Un tel sentiment de marginalisation et de frustration est loin d’être injustifié. Si l’on ne considère, pour simplifier, que la phase de l’histoire contemporaine du Liban, force est de relever en effet que c’est uniquement à la fin des années 60 et au début des années 70 du siècle dernier que les masses populaires chiites (par opposition aux leaders traditionnels de la communauté) commencent à voir une lueur de dignité poindre à l’horizon avec l’imam Moussa Sadr, fraîchement débarqué d’Iran. En 1967, Moussa Sadr réussit à obtenir du pouvoir la formation du Conseil supérieur chiite, censé affirmer l’identité et la présence sociopolitique de la communauté. Mal perçue par les leaders féodaux chiites de l’époque, cette instance s’est toutefois transformée en un simple forum de notabilités incapables de s’imposer sur la scène politique. Moussa Sadr fonde alors le « Mouvement des déshérités » (qui deviendra le « mouvement Amal »), première structure socio politique de poids dont ont pu se doter les chiites du Liban depuis pratiquement l’Empire ottoman.


Fondant son action sur une vision claire du chemin à parcourir, sur une vaste culture et, surtout, sur un charisme hors normes, l’imam Moussa Sadr avait réussi à galvaniser les masses chiites et à les engager – c’est là un point fondamental – sur la voie d’un projet politique spécifiquement libaniste, refusant, vers la fin des années 70, de faire acte d’allégeance envers les ayatollahs iraniens qui s’apprêtaient à conquérir le pouvoir à Téhéran.
Le reste du cheminement politico-militaire de la communauté est connu. Un point d’inflexion crucial et historique sera atteint au milieu des années 80 avec l’émergence du Hezbollah. C’est avec la consolidation du pouvoir tentaculaire et multiple de ce parti que la dérive chiite commence. Car si la volonté des masses chiites de s’affirmer sur la scène politique libanaise est légitime – dans le cadre d’un projet spécifiquement libaniste (comme l’a souligné feu l’imam Mohammad Mehdi Chamseddine dans son testament politique) –, ce qui est fortement contestable, par contre, c’est ce rassemblement aveugle autour du Hezbollah, non pas en tant que structure politique chiite libanaise, mais en tant que formation régionale qui prône un projet transnational et qui a fait acte d’allégeance totale et inconditionnelle au guide suprême de la révolution iranienne (le « waliy al-faqih »).

::::::

• _Consigne 1_: Transcrivez tout le passage de l'extrait sur les chiites du Liban, depuis "Fondant son action" jusqu'à "pouvoir à Téhéran.".
L'extrait et le listing n'ont aucun rapport entre eux.

(Relevés d'éléments et de coordonnées)

::::::

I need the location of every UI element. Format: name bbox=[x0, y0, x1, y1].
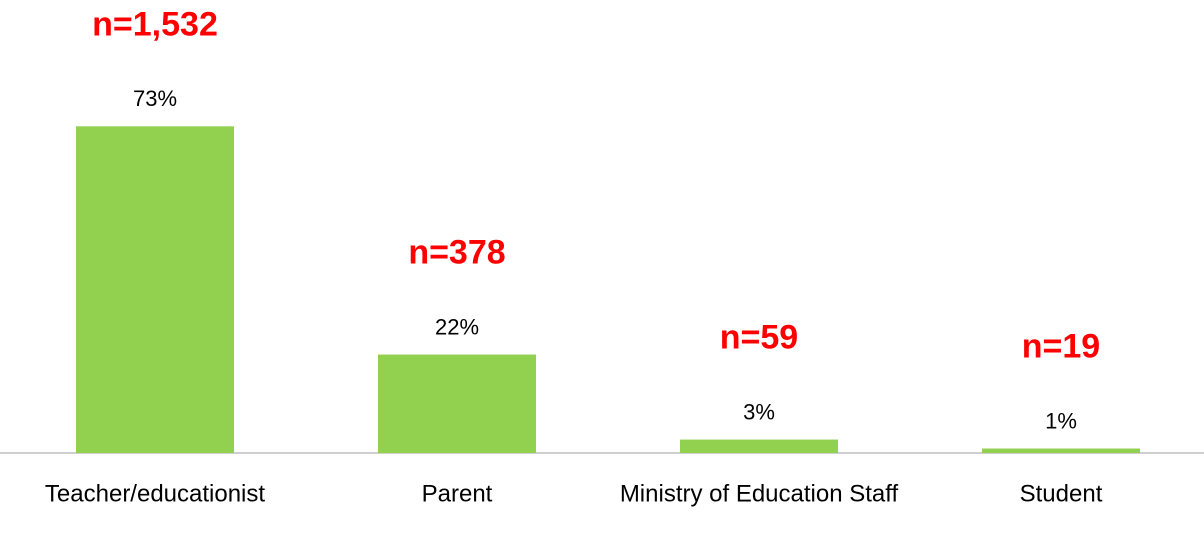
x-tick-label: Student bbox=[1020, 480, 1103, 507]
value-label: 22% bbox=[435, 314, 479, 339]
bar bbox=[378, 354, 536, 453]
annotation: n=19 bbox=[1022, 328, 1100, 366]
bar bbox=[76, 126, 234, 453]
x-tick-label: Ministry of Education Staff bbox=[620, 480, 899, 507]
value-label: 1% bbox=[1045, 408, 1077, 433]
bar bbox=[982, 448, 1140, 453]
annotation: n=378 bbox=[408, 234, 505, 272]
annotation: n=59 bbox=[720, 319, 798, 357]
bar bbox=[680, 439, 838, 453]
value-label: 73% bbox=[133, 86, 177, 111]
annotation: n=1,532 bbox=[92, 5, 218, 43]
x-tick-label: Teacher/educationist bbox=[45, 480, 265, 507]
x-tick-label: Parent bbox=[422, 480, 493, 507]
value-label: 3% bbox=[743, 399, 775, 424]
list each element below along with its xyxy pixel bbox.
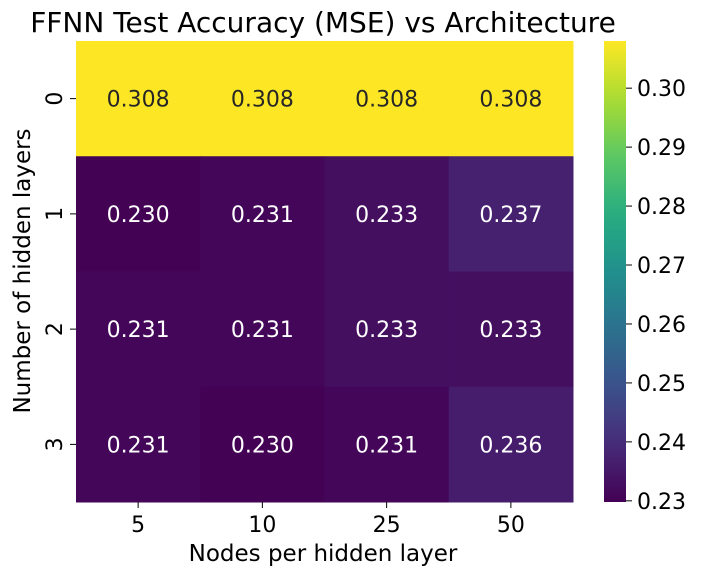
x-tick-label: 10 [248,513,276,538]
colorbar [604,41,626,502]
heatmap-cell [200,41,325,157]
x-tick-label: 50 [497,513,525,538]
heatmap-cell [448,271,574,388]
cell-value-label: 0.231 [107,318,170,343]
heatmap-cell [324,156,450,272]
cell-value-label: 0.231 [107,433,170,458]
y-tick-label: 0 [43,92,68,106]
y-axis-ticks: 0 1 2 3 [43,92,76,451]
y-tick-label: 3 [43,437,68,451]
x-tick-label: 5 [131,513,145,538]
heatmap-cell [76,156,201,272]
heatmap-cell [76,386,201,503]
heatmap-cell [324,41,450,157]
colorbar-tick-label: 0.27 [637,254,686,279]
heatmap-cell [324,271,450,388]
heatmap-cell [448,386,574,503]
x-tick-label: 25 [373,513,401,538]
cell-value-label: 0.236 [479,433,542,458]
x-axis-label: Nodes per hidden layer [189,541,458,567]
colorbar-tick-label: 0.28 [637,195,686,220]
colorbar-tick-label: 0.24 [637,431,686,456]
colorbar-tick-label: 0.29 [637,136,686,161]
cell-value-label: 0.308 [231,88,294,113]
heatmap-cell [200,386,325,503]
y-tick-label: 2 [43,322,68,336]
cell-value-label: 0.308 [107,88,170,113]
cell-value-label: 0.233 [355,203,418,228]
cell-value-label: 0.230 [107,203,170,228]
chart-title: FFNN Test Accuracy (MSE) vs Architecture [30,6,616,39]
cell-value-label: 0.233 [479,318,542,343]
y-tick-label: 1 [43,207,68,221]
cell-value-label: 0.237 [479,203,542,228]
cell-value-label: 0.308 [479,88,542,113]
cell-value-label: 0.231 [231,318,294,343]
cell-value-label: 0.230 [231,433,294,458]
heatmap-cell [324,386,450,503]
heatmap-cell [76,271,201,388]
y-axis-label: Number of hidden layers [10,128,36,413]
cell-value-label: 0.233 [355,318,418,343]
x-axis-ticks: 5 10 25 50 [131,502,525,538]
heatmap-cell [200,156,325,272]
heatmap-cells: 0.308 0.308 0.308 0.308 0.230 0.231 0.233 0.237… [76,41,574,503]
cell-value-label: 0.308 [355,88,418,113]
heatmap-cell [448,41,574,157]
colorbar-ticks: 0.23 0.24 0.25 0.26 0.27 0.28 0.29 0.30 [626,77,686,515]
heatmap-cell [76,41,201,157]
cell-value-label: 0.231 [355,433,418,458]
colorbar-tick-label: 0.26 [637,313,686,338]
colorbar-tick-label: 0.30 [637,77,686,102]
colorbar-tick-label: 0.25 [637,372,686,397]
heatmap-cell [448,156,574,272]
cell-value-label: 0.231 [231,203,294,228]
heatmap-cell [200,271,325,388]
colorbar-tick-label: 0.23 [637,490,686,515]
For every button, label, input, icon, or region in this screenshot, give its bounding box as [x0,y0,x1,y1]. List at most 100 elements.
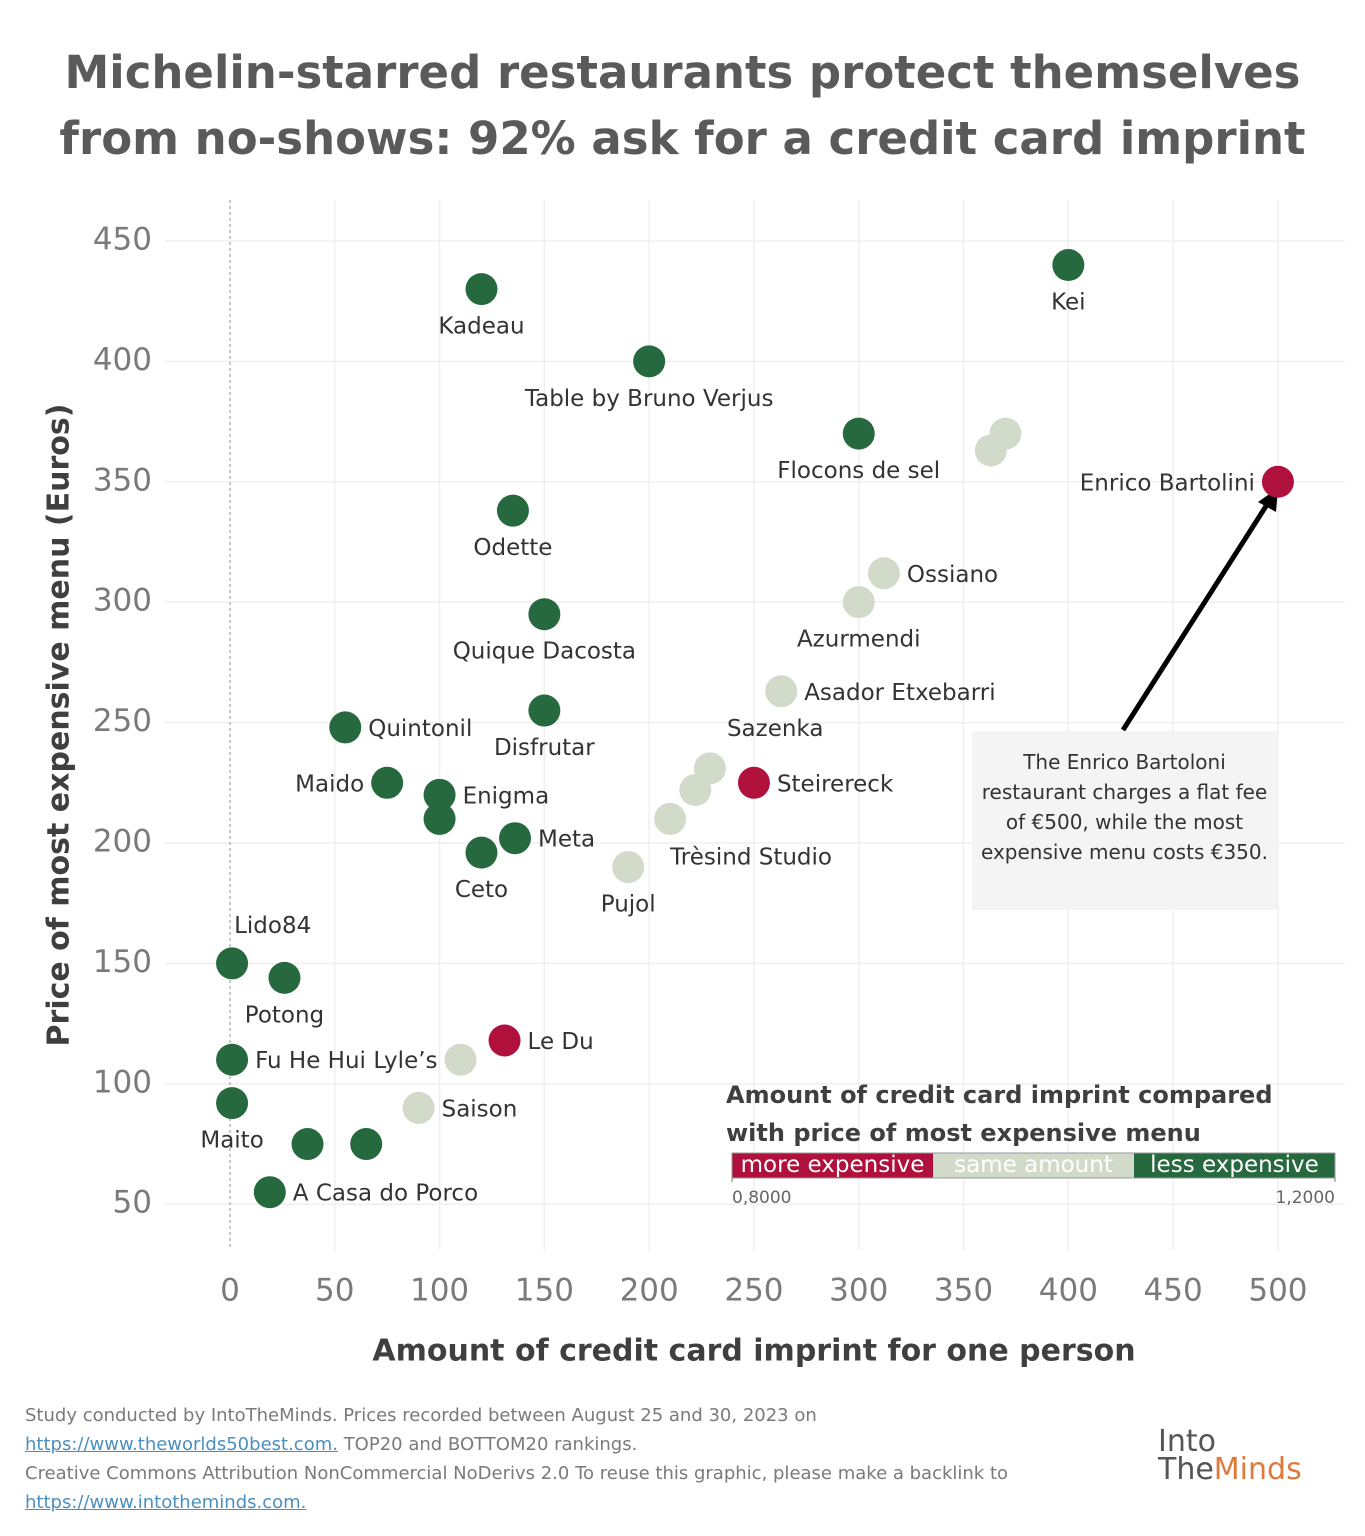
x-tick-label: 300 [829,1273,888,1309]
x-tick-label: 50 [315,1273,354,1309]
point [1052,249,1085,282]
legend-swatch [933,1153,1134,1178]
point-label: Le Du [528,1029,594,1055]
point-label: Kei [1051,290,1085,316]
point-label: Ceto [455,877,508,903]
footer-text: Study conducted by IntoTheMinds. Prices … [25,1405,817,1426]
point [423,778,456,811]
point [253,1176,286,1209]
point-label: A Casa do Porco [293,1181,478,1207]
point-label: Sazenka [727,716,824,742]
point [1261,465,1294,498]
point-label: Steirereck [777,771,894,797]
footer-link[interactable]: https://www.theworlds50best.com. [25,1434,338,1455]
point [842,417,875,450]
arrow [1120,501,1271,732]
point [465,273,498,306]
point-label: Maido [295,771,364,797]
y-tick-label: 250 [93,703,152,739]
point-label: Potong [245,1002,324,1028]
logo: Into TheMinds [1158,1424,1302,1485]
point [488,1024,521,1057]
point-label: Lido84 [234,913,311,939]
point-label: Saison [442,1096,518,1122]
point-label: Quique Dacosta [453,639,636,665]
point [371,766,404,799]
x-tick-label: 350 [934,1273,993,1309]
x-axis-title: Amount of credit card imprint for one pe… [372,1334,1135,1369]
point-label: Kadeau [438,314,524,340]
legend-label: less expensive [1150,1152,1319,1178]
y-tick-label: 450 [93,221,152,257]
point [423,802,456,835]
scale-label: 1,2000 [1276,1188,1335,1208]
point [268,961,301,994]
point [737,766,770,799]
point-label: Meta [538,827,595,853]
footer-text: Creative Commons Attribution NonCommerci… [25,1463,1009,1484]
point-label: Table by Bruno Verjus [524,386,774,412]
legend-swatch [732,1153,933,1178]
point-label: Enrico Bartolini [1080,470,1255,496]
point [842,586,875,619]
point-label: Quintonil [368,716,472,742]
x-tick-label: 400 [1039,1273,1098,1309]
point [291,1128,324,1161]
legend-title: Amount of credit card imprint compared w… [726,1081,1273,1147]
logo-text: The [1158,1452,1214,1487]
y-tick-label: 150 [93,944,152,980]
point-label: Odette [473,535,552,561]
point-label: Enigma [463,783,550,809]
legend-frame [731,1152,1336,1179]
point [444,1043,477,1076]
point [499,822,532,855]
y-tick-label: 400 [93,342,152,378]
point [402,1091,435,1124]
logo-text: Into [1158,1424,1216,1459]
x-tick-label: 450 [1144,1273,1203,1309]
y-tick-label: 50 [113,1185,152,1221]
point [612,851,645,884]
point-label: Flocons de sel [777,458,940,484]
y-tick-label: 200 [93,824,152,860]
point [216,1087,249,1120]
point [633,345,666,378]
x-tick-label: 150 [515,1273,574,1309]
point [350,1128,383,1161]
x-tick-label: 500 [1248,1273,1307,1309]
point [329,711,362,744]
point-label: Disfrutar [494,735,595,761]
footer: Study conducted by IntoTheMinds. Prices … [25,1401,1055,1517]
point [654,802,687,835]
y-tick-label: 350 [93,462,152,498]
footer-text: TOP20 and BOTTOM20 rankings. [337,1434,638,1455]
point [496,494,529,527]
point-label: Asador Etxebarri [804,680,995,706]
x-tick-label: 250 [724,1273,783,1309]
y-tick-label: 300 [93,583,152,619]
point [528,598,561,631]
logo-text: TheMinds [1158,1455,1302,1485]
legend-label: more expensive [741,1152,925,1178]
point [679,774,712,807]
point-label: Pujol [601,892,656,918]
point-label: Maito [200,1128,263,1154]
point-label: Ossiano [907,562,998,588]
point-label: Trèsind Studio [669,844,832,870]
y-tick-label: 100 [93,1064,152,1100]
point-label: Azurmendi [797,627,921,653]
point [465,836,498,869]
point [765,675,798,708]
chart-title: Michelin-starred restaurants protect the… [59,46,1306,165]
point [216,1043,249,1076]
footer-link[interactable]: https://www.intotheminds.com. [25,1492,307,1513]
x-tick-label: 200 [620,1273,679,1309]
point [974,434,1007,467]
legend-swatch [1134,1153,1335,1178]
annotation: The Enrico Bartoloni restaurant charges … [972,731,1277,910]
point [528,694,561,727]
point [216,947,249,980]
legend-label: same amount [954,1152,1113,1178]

::::::

• _Consigne 2_: Affichez, s'il vous plaît, chaque ligne du listing qui contient la chaîne "every", en tenant compte de la casse.

• _Sortie complète 1_:
Fondant son action sur une vision claire du chemin à parcourir, sur une vaste culture et, surtout, sur un charisme hors normes, l’imam Moussa Sadr avait réussi à galvaniser les masses chiites et à les engager – c’est là un point fondamental – sur la voie d’un projet politique spécifiquement libaniste, refusant, vers la fin des années 70, de faire acte d’allégeance envers les ayatollahs iraniens qui s’apprêtaient à conquérir le pouvoir à Téhéran.

• _Sortie complète 2_:
I need the location of every UI element. Format: name bbox=[x0, y0, x1, y1].
For every button, label, input, icon, or region in this screenshot, give its bounding box as [x0,y0,x1,y1]. List at most 100 elements.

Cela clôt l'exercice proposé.